◆ Work to do:
Print the records below word for word, but leave out the pictures.

## BEGIN Input records

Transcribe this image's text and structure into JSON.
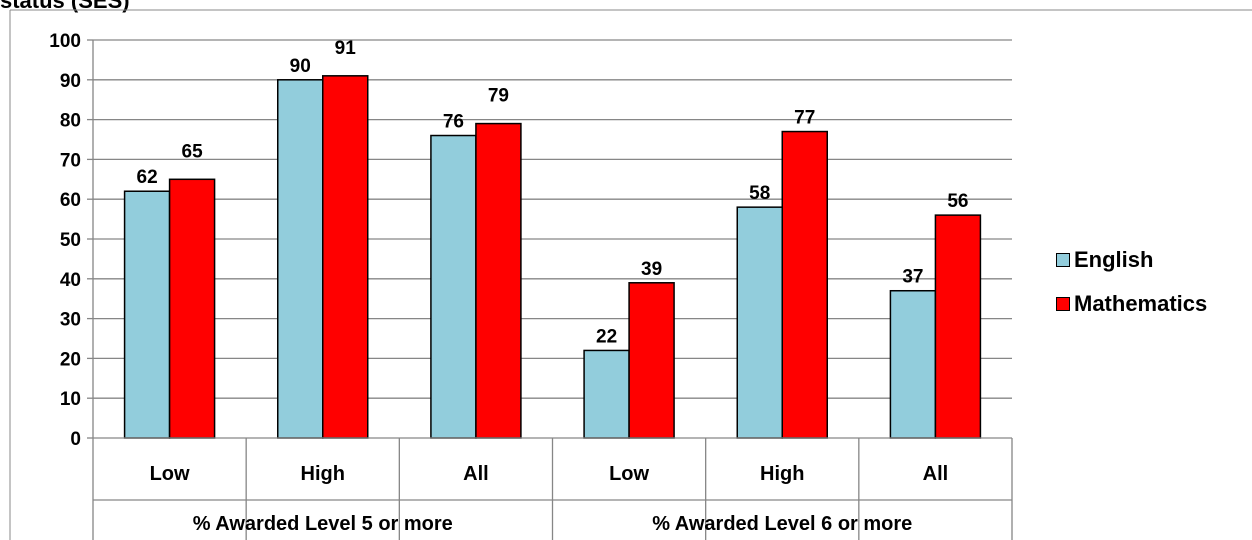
{
  "title_fragment": "status (SES)",
  "chart_data": {
    "type": "bar",
    "groups": [
      {
        "label": "% Awarded Level 5 or more",
        "categories": [
          "Low",
          "High",
          "All"
        ]
      },
      {
        "label": "% Awarded Level 6 or more",
        "categories": [
          "Low",
          "High",
          "All"
        ]
      }
    ],
    "categories": [
      "Low",
      "High",
      "All",
      "Low",
      "High",
      "All"
    ],
    "series": [
      {
        "name": "English",
        "values": [
          62,
          90,
          76,
          22,
          58,
          37
        ],
        "color": "#92cddc"
      },
      {
        "name": "Mathematics",
        "values": [
          65,
          91,
          79,
          39,
          77,
          56
        ],
        "color": "#ff0000"
      }
    ],
    "ylim": [
      0,
      100
    ],
    "yticks": [
      "0",
      "10",
      "20",
      "30",
      "40",
      "50",
      "60",
      "70",
      "80",
      "90",
      "100"
    ],
    "grid": true,
    "legend": "right"
  }
}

## END Input records

◆ Task output:
Transcribe this image's text and structure into JSON.
{
  "title_fragment": "status (SES)",
  "chart_data": {
    "type": "bar",
    "groups": [
      {
        "label": "% Awarded Level 5 or more",
        "categories": [
          "Low",
          "High",
          "All"
        ]
      },
      {
        "label": "% Awarded Level 6 or more",
        "categories": [
          "Low",
          "High",
          "All"
        ]
      }
    ],
    "categories": [
      "Low",
      "High",
      "All",
      "Low",
      "High",
      "All"
    ],
    "series": [
      {
        "name": "English",
        "values": [
          62,
          90,
          76,
          22,
          58,
          37
        ],
        "color": "#92cddc"
      },
      {
        "name": "Mathematics",
        "values": [
          65,
          91,
          79,
          39,
          77,
          56
        ],
        "color": "#ff0000"
      }
    ],
    "ylim": [
      0,
      100
    ],
    "yticks": [
      "0",
      "10",
      "20",
      "30",
      "40",
      "50",
      "60",
      "70",
      "80",
      "90",
      "100"
    ],
    "grid": true,
    "legend": "right"
  }
}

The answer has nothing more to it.